[Problem statement]: Set out every line of the entries below as a numbered list, leaving out any blank lines.

[Stored records]:

— START —

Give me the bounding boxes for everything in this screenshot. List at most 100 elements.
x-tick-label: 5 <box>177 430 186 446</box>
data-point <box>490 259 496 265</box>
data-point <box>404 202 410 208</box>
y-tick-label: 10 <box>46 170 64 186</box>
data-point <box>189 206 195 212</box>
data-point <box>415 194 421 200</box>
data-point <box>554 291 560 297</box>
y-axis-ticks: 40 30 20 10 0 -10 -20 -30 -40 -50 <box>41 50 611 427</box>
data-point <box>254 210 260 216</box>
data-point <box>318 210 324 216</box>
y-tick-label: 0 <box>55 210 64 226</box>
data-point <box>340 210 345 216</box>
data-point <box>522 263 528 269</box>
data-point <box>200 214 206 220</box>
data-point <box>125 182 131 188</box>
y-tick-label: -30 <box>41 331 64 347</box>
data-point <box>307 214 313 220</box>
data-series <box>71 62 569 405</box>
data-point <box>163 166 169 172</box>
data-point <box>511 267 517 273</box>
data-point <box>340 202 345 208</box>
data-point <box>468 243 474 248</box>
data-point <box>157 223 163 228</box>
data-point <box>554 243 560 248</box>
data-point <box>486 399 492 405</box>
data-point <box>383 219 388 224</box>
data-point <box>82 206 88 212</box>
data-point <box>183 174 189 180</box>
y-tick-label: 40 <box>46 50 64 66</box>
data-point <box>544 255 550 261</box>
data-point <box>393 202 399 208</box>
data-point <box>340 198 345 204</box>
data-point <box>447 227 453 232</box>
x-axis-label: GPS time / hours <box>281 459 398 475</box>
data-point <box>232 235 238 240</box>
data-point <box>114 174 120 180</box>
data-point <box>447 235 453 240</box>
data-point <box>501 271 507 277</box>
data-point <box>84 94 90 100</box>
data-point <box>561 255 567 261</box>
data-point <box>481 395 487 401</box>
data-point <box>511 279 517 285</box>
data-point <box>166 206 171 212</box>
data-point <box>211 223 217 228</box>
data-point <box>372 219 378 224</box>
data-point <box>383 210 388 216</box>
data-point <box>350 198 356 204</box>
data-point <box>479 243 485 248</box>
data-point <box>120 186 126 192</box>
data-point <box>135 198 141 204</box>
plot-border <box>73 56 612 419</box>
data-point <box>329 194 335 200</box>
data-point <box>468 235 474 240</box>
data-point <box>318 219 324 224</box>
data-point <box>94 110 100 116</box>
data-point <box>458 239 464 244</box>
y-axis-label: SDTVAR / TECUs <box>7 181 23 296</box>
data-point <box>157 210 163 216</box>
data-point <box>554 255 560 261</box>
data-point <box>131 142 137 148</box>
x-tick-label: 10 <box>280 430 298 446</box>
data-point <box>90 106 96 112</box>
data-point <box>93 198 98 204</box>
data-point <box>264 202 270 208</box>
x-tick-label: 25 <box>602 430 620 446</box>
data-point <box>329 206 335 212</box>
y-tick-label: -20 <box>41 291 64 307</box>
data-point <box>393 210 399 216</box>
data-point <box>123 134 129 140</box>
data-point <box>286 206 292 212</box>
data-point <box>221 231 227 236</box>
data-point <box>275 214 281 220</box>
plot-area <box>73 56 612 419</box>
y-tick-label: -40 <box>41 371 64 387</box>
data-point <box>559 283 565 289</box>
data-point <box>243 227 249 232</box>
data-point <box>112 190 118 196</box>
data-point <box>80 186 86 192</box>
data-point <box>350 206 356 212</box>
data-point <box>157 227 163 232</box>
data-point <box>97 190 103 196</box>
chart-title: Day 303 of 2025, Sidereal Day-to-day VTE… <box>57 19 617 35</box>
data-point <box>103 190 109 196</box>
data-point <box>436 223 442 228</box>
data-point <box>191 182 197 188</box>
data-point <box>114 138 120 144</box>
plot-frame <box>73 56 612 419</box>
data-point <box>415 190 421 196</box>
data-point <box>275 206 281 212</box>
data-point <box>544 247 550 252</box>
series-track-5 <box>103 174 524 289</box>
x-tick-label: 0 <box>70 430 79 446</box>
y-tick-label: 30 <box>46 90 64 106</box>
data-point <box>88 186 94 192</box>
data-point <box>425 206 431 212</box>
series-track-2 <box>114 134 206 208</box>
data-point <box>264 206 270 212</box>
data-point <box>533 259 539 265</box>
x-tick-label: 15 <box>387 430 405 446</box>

— END —

[Response to the exercise]:
1. Give me the bounding boxes for everything in this screenshot. List at most 100 elements.
2. x-tick-label: 5 <box>177 430 186 446</box>
3. data-point <box>490 259 496 265</box>
4. data-point <box>404 202 410 208</box>
5. y-tick-label: 10 <box>46 170 64 186</box>
6. data-point <box>189 206 195 212</box>
7. data-point <box>415 194 421 200</box>
8. data-point <box>554 291 560 297</box>
9. y-axis-ticks: 40 30 20 10 0 -10 -20 -30 -40 -50 <box>41 50 611 427</box>
10. data-point <box>254 210 260 216</box>
11. data-point <box>318 210 324 216</box>
12. y-tick-label: 0 <box>55 210 64 226</box>
13. data-point <box>340 210 345 216</box>
14. data-point <box>522 263 528 269</box>
15. data-point <box>200 214 206 220</box>
16. data-point <box>125 182 131 188</box>
17. y-tick-label: -30 <box>41 331 64 347</box>
18. data-point <box>307 214 313 220</box>
19. data-series <box>71 62 569 405</box>
20. data-point <box>163 166 169 172</box>
21. data-point <box>511 267 517 273</box>
22. data-point <box>340 202 345 208</box>
23. data-point <box>468 243 474 248</box>
24. data-point <box>157 223 163 228</box>
25. data-point <box>554 243 560 248</box>
26. data-point <box>486 399 492 405</box>
27. data-point <box>383 219 388 224</box>
28. data-point <box>82 206 88 212</box>
29. data-point <box>183 174 189 180</box>
30. y-tick-label: 40 <box>46 50 64 66</box>
31. data-point <box>544 255 550 261</box>
32. data-point <box>393 202 399 208</box>
33. data-point <box>340 198 345 204</box>
34. data-point <box>447 227 453 232</box>
35. x-axis-label: GPS time / hours <box>281 459 398 475</box>
36. data-point <box>232 235 238 240</box>
37. data-point <box>114 174 120 180</box>
38. data-point <box>447 235 453 240</box>
39. data-point <box>501 271 507 277</box>
40. data-point <box>84 94 90 100</box>
41. data-point <box>561 255 567 261</box>
42. data-point <box>481 395 487 401</box>
43. data-point <box>511 279 517 285</box>
44. data-point <box>166 206 171 212</box>
45. data-point <box>211 223 217 228</box>
46. data-point <box>372 219 378 224</box>
47. data-point <box>383 210 388 216</box>
48. data-point <box>350 198 356 204</box>
49. data-point <box>479 243 485 248</box>
50. data-point <box>120 186 126 192</box>
51. data-point <box>135 198 141 204</box>
52. plot-border <box>73 56 612 419</box>
53. data-point <box>329 194 335 200</box>
54. data-point <box>468 235 474 240</box>
55. data-point <box>318 219 324 224</box>
56. data-point <box>94 110 100 116</box>
57. data-point <box>458 239 464 244</box>
58. y-axis-label: SDTVAR / TECUs <box>7 181 23 296</box>
59. data-point <box>157 210 163 216</box>
60. data-point <box>554 255 560 261</box>
61. data-point <box>131 142 137 148</box>
62. x-tick-label: 10 <box>280 430 298 446</box>
63. data-point <box>90 106 96 112</box>
64. data-point <box>93 198 98 204</box>
65. data-point <box>264 202 270 208</box>
66. x-tick-label: 25 <box>602 430 620 446</box>
67. data-point <box>329 206 335 212</box>
68. y-tick-label: -20 <box>41 291 64 307</box>
69. data-point <box>393 210 399 216</box>
70. data-point <box>123 134 129 140</box>
71. data-point <box>286 206 292 212</box>
72. data-point <box>221 231 227 236</box>
73. data-point <box>275 214 281 220</box>
74. plot-area <box>73 56 612 419</box>
75. y-tick-label: -40 <box>41 371 64 387</box>
76. data-point <box>559 283 565 289</box>
77. data-point <box>243 227 249 232</box>
78. data-point <box>112 190 118 196</box>
79. data-point <box>80 186 86 192</box>
80. data-point <box>350 206 356 212</box>
81. data-point <box>157 227 163 232</box>
82. data-point <box>97 190 103 196</box>
83. chart-title: Day 303 of 2025, Sidereal Day-to-day VTE… <box>57 19 617 35</box>
84. data-point <box>103 190 109 196</box>
85. data-point <box>436 223 442 228</box>
86. data-point <box>191 182 197 188</box>
87. data-point <box>114 138 120 144</box>
88. plot-frame <box>73 56 612 419</box>
89. data-point <box>415 190 421 196</box>
90. data-point <box>275 206 281 212</box>
91. data-point <box>544 247 550 252</box>
92. series-track-5 <box>103 174 524 289</box>
93. x-tick-label: 0 <box>70 430 79 446</box>
94. y-tick-label: 30 <box>46 90 64 106</box>
95. data-point <box>88 186 94 192</box>
96. data-point <box>425 206 431 212</box>
97. series-track-2 <box>114 134 206 208</box>
98. data-point <box>264 206 270 212</box>
99. data-point <box>533 259 539 265</box>
100. x-tick-label: 15 <box>387 430 405 446</box>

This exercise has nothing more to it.